Text excerpt —
━━━━

Ingress: Linking And Fielding Types

Linking and fielding has got to be my favorite part of the game. The geometry of it all gets me.

(1) One school of thought that dominates the thinking in the city (and was even more severe before links started acting as shields) is that you should not create links and fields at all, because if you do you are only creating opportunities for enemy agents to get points. I always thought that was the stupidest thing. The thinking was and is that if you want to hold your territory just do not create links and fields. You are less likely to get attacked. As if you earn points for holding onto portals. I think you should, but right now you don't.

(2) Another way is to create as many links and fields as you can. And there a simple formula is, link to whichever portal is the closest to you. That way you will not mess it up. If you link far away portals you are depriving yourself and others of link opportunities, since links can't cross each other.

(3) The most efficient linking and fielding might be the spokes to a wheel method. You pick one portal as the hub and make it deliberately weak. And you link to that one portal from all the neighboring portals. This works best for home territories where you are likely to hack the same portals again and again and are likely to have many keys to each portal. This might also be the fastest way to gain points. The hub gets captured. You capture it again and build all those links all over again. In less than 10 minutes you might end up with 50,000 points. This spokes of a wheel method of fielding also might be the most efficient use of your portal keys. And the best way to cultivate your home territory. Say you manage to build a home territory with about 100 portals, and so when the fielding is done you earn 100,000 points. And you have a local team of agents on your side. Granted all of you do a great job of hacking the portals and always having plentiful keys, you could end up with the fastest way to level up your agents. The game does not care if you are a L1 or L8. You still get the same keys when you hack portals and you still get the same points when you create fields.

Where is your hub? Do you even have one?

━━━━

Data rows —
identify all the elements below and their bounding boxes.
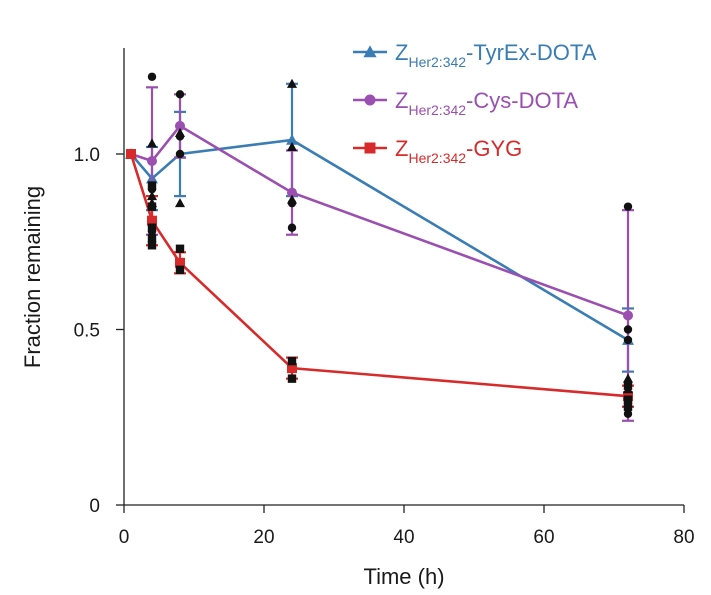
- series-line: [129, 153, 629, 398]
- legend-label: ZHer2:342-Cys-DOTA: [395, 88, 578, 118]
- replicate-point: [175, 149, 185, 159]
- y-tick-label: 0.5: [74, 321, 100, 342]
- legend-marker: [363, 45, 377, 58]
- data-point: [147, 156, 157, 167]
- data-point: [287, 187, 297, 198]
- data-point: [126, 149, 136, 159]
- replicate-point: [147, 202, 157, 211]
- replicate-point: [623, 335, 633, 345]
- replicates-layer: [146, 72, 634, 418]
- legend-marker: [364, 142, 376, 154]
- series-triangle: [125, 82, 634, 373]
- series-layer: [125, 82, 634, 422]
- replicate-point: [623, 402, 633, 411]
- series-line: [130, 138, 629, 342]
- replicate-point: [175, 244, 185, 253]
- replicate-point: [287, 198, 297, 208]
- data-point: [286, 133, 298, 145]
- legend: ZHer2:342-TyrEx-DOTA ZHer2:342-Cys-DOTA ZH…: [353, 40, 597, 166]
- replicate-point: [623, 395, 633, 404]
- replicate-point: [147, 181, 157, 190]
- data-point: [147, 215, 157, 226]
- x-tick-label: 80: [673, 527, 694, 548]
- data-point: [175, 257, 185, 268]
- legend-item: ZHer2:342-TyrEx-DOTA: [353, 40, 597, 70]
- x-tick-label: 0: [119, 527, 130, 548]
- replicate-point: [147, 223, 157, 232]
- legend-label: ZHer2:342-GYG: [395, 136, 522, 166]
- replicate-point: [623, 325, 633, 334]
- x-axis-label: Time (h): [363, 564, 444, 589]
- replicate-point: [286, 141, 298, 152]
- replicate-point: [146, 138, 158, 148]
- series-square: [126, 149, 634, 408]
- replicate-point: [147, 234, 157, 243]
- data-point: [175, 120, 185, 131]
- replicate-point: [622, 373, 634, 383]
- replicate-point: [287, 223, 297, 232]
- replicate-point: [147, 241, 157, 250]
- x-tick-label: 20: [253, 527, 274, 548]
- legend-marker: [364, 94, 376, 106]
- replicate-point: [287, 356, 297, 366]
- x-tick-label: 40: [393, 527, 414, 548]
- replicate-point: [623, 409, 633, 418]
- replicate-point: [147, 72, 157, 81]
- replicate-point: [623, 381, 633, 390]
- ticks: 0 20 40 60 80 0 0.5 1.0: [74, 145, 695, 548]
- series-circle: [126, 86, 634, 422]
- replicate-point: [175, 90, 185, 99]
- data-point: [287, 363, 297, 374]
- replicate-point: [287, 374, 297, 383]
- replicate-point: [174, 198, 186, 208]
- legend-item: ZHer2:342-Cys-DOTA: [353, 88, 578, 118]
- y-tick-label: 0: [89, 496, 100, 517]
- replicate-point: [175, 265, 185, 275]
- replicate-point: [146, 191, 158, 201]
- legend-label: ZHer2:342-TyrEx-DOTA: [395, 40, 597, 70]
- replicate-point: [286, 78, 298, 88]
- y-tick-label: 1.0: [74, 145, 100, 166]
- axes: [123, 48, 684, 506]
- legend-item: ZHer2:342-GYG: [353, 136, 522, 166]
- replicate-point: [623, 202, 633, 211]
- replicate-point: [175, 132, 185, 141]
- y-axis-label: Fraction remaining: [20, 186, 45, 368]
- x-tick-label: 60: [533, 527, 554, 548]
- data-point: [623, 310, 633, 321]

━━━━

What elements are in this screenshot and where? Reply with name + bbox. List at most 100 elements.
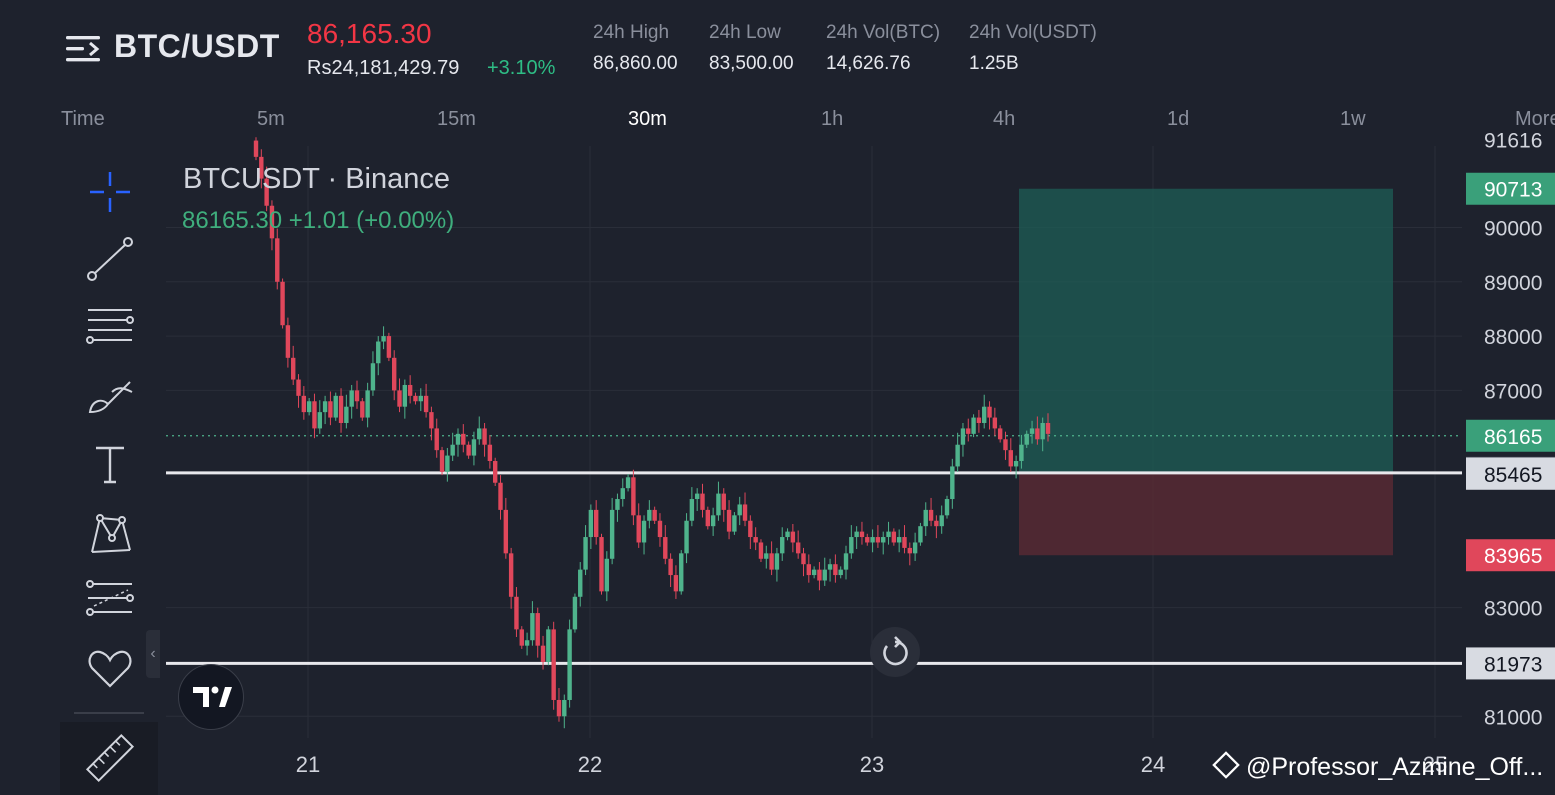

━━━━

Prompt 1 —
Turn the paragraph of the Ingress text beginning "Another way is to create" into a short bulleted list that keeps its main facts.
Prompt 2 —
Reproduce verbatim the stretch of the Ingress text from "Ingress: Linking And" through "now you don't.".
The records aren't needed for this work.

Full solution 1 —
- Aim to make as many links and fields as possible.
- Simple rule: link to the portal nearest you, so you won't mess it up.
- Links can't cross each other, so linking distant portals takes away link opportunities from you and others.

Full solution 2 —
Ingress: Linking And Fielding Types

Linking and fielding has got to be my favorite part of the game. The geometry of it all gets me.

(1) One school of thought that dominates the thinking in the city (and was even more severe before links started acting as shields) is that you should not create links and fields at all, because if you do you are only creating opportunities for enemy agents to get points. I always thought that was the stupidest thing. The thinking was and is that if you want to hold your territory just do not create links and fields. You are less likely to get attacked. As if you earn points for holding onto portals. I think you should, but right now you don't.